=== Input material ===
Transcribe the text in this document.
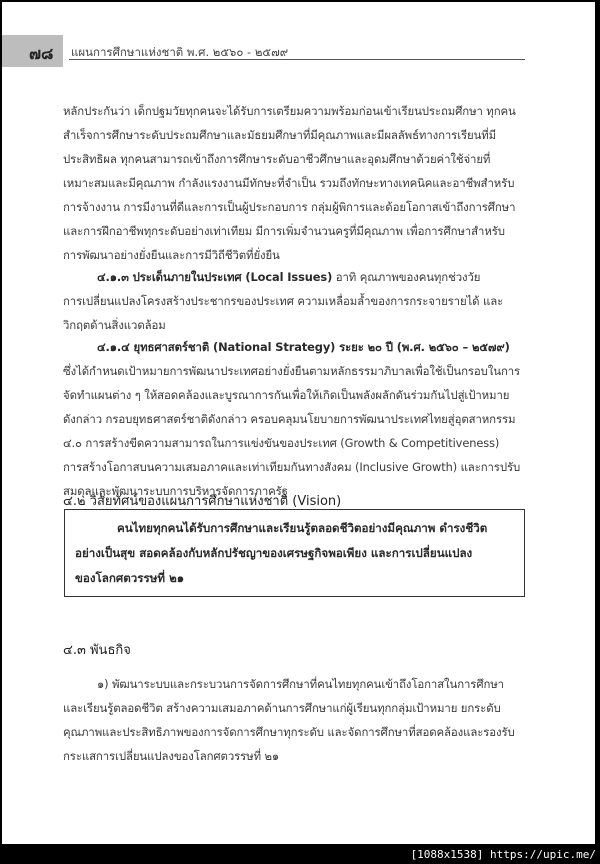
๗๘ แผนการศึกษาแห่งชาติ พ.ศ. ๒๕๖๐ - ๒๕๗๙
หลักประกันว่า เด็กปฐมวัยทุกคนจะได้รับการเตรียมความพร้อมก่อนเข้าเรียนประถมศึกษา ทุกคน
สำเร็จการศึกษาระดับประถมศึกษาและมัธยมศึกษาที่มีคุณภาพและมีผลลัพธ์ทางการเรียนที่มี
ประสิทธิผล ทุกคนสามารถเข้าถึงการศึกษาระดับอาชีวศึกษาและอุดมศึกษาด้วยค่าใช้จ่ายที่
เหมาะสมและมีคุณภาพ กำลังแรงงานมีทักษะที่จำเป็น รวมถึงทักษะทางเทคนิคและอาชีพสำหรับ
การจ้างงาน การมีงานที่ดีและการเป็นผู้ประกอบการ กลุ่มผู้พิการและด้อยโอกาสเข้าถึงการศึกษา
และการฝึกอาชีพทุกระดับอย่างเท่าเทียม มีการเพิ่มจำนวนครูที่มีคุณภาพ เพื่อการศึกษาสำหรับ
การพัฒนาอย่างยั่งยืนและการมีวิถีชีวิตที่ยั่งยืน
๔.๑.๓ ประเด็นภายในประเทศ (Local Issues) อาทิ คุณภาพของคนทุกช่วงวัย
การเปลี่ยนแปลงโครงสร้างประชากรของประเทศ ความเหลื่อมล้ำของการกระจายรายได้ และ
วิกฤตด้านสิ่งแวดล้อม
๔.๑.๔ ยุทธศาสตร์ชาติ (National Strategy) ระยะ ๒๐ ปี (พ.ศ. ๒๕๖๐ – ๒๕๗๙)
ซึ่งได้กำหนดเป้าหมายการพัฒนาประเทศอย่างยั่งยืนตามหลักธรรมาภิบาลเพื่อใช้เป็นกรอบในการ
จัดทำแผนต่าง ๆ ให้สอดคล้องและบูรณาการกันเพื่อให้เกิดเป็นพลังผลักดันร่วมกันไปสู่เป้าหมาย
ดังกล่าว กรอบยุทธศาสตร์ชาติดังกล่าว ครอบคลุมนโยบายการพัฒนาประเทศไทยสู่อุตสาหกรรม
๔.๐ การสร้างขีดความสามารถในการแข่งขันของประเทศ (Growth & Competitiveness)
การสร้างโอกาสบนความเสมอภาคและเท่าเทียมกันทางสังคม (Inclusive Growth) และการปรับ
สมดุลและพัฒนาระบบการบริหารจัดการภาครัฐ
๔.๒ วิสัยทัศน์ของแผนการศึกษาแห่งชาติ (Vision)
คนไทยทุกคนได้รับการศึกษาและเรียนรู้ตลอดชีวิตอย่างมีคุณภาพ ดำรงชีวิต
อย่างเป็นสุข สอดคล้องกับหลักปรัชญาของเศรษฐกิจพอเพียง และการเปลี่ยนแปลง
ของโลกศตวรรษที่ ๒๑
๔.๓ พันธกิจ
๑) พัฒนาระบบและกระบวนการจัดการศึกษาที่คนไทยทุกคนเข้าถึงโอกาสในการศึกษา
และเรียนรู้ตลอดชีวิต สร้างความเสมอภาคด้านการศึกษาแก่ผู้เรียนทุกกลุ่มเป้าหมาย ยกระดับ
คุณภาพและประสิทธิภาพของการจัดการศึกษาทุกระดับ และจัดการศึกษาที่สอดคล้องและรองรับ
กระแสการเปลี่ยนแปลงของโลกศตวรรษที่ ๒๑
[1088x1538] https://upic.me/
===
**The exercise:**
Every line of the listing that holds "ตลอดช" should be found and copied.

**The completed task:**
คนไทยทุกคนได้รับการศึกษาและเรียนรู้ตลอดชีวิตอย่างมีคุณภาพ ดำรงชีวิต
และเรียนรู้ตลอดชีวิต สร้างความเสมอภาคด้านการศึกษาแก่ผู้เรียนทุกกลุ่มเป้าหมาย ยกระดับ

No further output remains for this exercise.